Your task is to copy the listing exactly. Drop any pictures from the copy.

## start INPUT ROWS

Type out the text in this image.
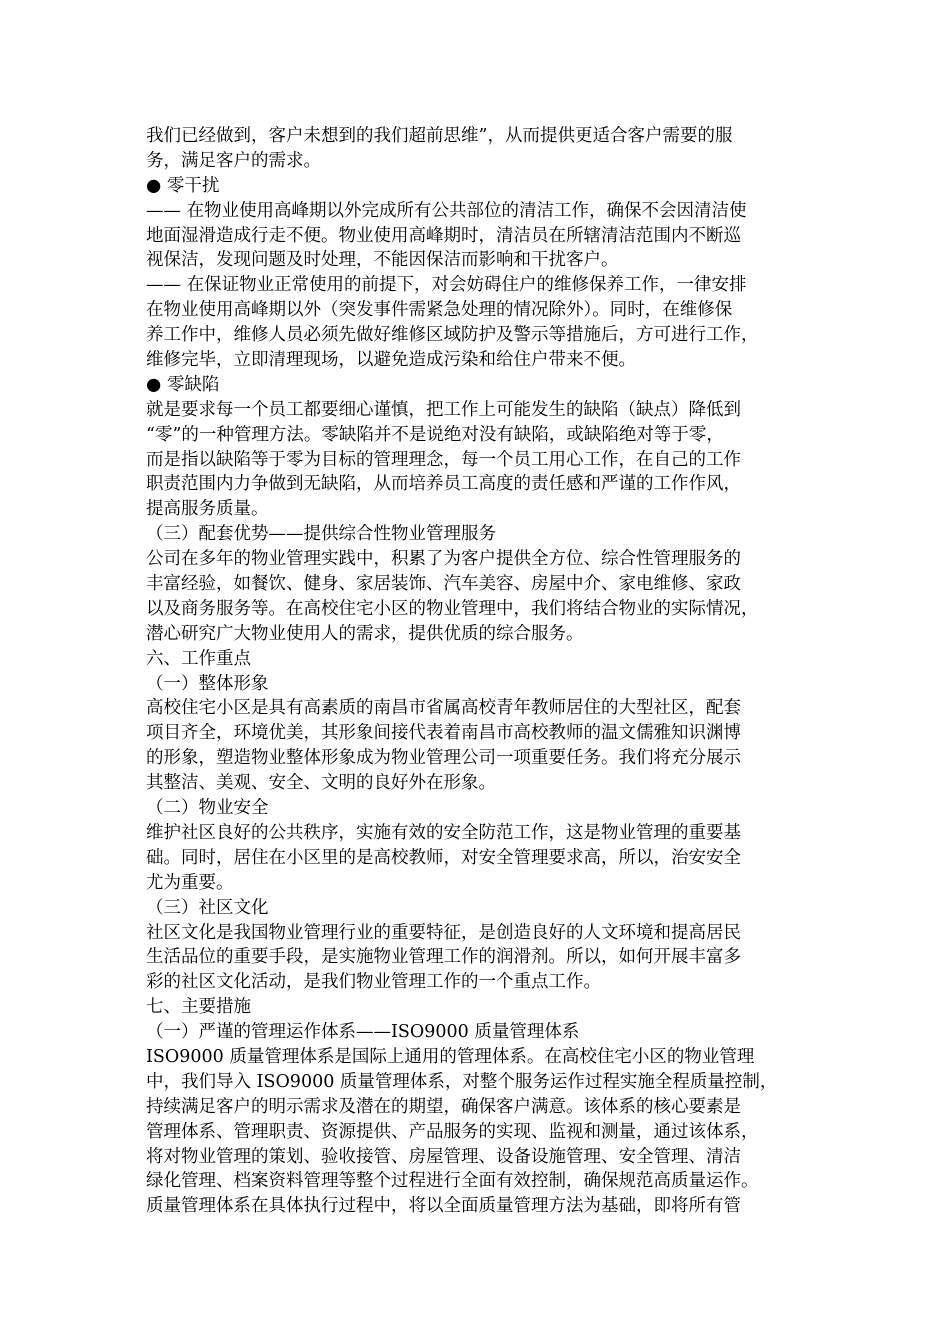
我们已经做到，客户未想到的我们超前思维”，从而提供更适合客户需要的服
务，满足客户的需求。
● 零干扰
—— 在物业使用高峰期以外完成所有公共部位的清洁工作，确保不会因清洁使
地面湿滑造成行走不便。物业使用高峰期时，清洁员在所辖清洁范围内不断巡
视保洁，发现问题及时处理，不能因保洁而影响和干扰客户。
—— 在保证物业正常使用的前提下，对会妨碍住户的维修保养工作，一律安排
在物业使用高峰期以外（突发事件需紧急处理的情况除外）。同时，在维修保
养工作中，维修人员必须先做好维修区域防护及警示等措施后，方可进行工作，
维修完毕，立即清理现场，以避免造成污染和给住户带来不便。
● 零缺陷
就是要求每一个员工都要细心谨慎，把工作上可能发生的缺陷（缺点）降低到
“零”的一种管理方法。零缺陷并不是说绝对没有缺陷，或缺陷绝对等于零，
而是指以缺陷等于零为目标的管理理念，每一个员工用心工作，在自己的工作
职责范围内力争做到无缺陷，从而培养员工高度的责任感和严谨的工作作风，
提高服务质量。
（三）配套优势——提供综合性物业管理服务
公司在多年的物业管理实践中，积累了为客户提供全方位、综合性管理服务的
丰富经验，如餐饮、健身、家居装饰、汽车美容、房屋中介、家电维修、家政
以及商务服务等。在高校住宅小区的物业管理中，我们将结合物业的实际情况，
潜心研究广大物业使用人的需求，提供优质的综合服务。
六、工作重点
（一）整体形象
高校住宅小区是具有高素质的南昌市省属高校青年教师居住的大型社区，配套
项目齐全，环境优美，其形象间接代表着南昌市高校教师的温文儒雅知识渊博
的形象，塑造物业整体形象成为物业管理公司一项重要任务。我们将充分展示
其整洁、美观、安全、文明的良好外在形象。
（二）物业安全
维护社区良好的公共秩序，实施有效的安全防范工作，这是物业管理的重要基
础。同时，居住在小区里的是高校教师，对安全管理要求高，所以，治安安全
尤为重要。
（三）社区文化
社区文化是我国物业管理行业的重要特征，是创造良好的人文环境和提高居民
生活品位的重要手段，是实施物业管理工作的润滑剂。所以，如何开展丰富多
彩的社区文化活动，是我们物业管理工作的一个重点工作。
七、主要措施
（一）严谨的管理运作体系——ISO9000 质量管理体系
ISO9000 质量管理体系是国际上通用的管理体系。在高校住宅小区的物业管理
中，我们导入 ISO9000 质量管理体系，对整个服务运作过程实施全程质量控制，
持续满足客户的明示需求及潜在的期望，确保客户满意。该体系的核心要素是
管理体系、管理职责、资源提供、产品服务的实现、监视和测量，通过该体系，
将对物业管理的策划、验收接管、房屋管理、设备设施管理、安全管理、清洁
绿化管理、档案资料管理等整个过程进行全面有效控制，确保规范高质量运作。
质量管理体系在具体执行过程中，将以全面质量管理方法为基础，即将所有管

## end INPUT ROWS

## FINAL ANSWER
Type out the text in this image.
我们已经做到，客户未想到的我们超前思维”，从而提供更适合客户需要的服
务，满足客户的需求。
● 零干扰
—— 在物业使用高峰期以外完成所有公共部位的清洁工作，确保不会因清洁使
地面湿滑造成行走不便。物业使用高峰期时，清洁员在所辖清洁范围内不断巡
视保洁，发现问题及时处理，不能因保洁而影响和干扰客户。
—— 在保证物业正常使用的前提下，对会妨碍住户的维修保养工作，一律安排
在物业使用高峰期以外（突发事件需紧急处理的情况除外）。同时，在维修保
养工作中，维修人员必须先做好维修区域防护及警示等措施后，方可进行工作，
维修完毕，立即清理现场，以避免造成污染和给住户带来不便。
● 零缺陷
就是要求每一个员工都要细心谨慎，把工作上可能发生的缺陷（缺点）降低到
“零”的一种管理方法。零缺陷并不是说绝对没有缺陷，或缺陷绝对等于零，
而是指以缺陷等于零为目标的管理理念，每一个员工用心工作，在自己的工作
职责范围内力争做到无缺陷，从而培养员工高度的责任感和严谨的工作作风，
提高服务质量。
（三）配套优势——提供综合性物业管理服务
公司在多年的物业管理实践中，积累了为客户提供全方位、综合性管理服务的
丰富经验，如餐饮、健身、家居装饰、汽车美容、房屋中介、家电维修、家政
以及商务服务等。在高校住宅小区的物业管理中，我们将结合物业的实际情况，
潜心研究广大物业使用人的需求，提供优质的综合服务。
六、工作重点
（一）整体形象
高校住宅小区是具有高素质的南昌市省属高校青年教师居住的大型社区，配套
项目齐全，环境优美，其形象间接代表着南昌市高校教师的温文儒雅知识渊博
的形象，塑造物业整体形象成为物业管理公司一项重要任务。我们将充分展示
其整洁、美观、安全、文明的良好外在形象。
（二）物业安全
维护社区良好的公共秩序，实施有效的安全防范工作，这是物业管理的重要基
础。同时，居住在小区里的是高校教师，对安全管理要求高，所以，治安安全
尤为重要。
（三）社区文化
社区文化是我国物业管理行业的重要特征，是创造良好的人文环境和提高居民
生活品位的重要手段，是实施物业管理工作的润滑剂。所以，如何开展丰富多
彩的社区文化活动，是我们物业管理工作的一个重点工作。
七、主要措施
（一）严谨的管理运作体系——ISO9000 质量管理体系
ISO9000 质量管理体系是国际上通用的管理体系。在高校住宅小区的物业管理
中，我们导入 ISO9000 质量管理体系，对整个服务运作过程实施全程质量控制，
持续满足客户的明示需求及潜在的期望，确保客户满意。该体系的核心要素是
管理体系、管理职责、资源提供、产品服务的实现、监视和测量，通过该体系，
将对物业管理的策划、验收接管、房屋管理、设备设施管理、安全管理、清洁
绿化管理、档案资料管理等整个过程进行全面有效控制，确保规范高质量运作。
质量管理体系在具体执行过程中，将以全面质量管理方法为基础，即将所有管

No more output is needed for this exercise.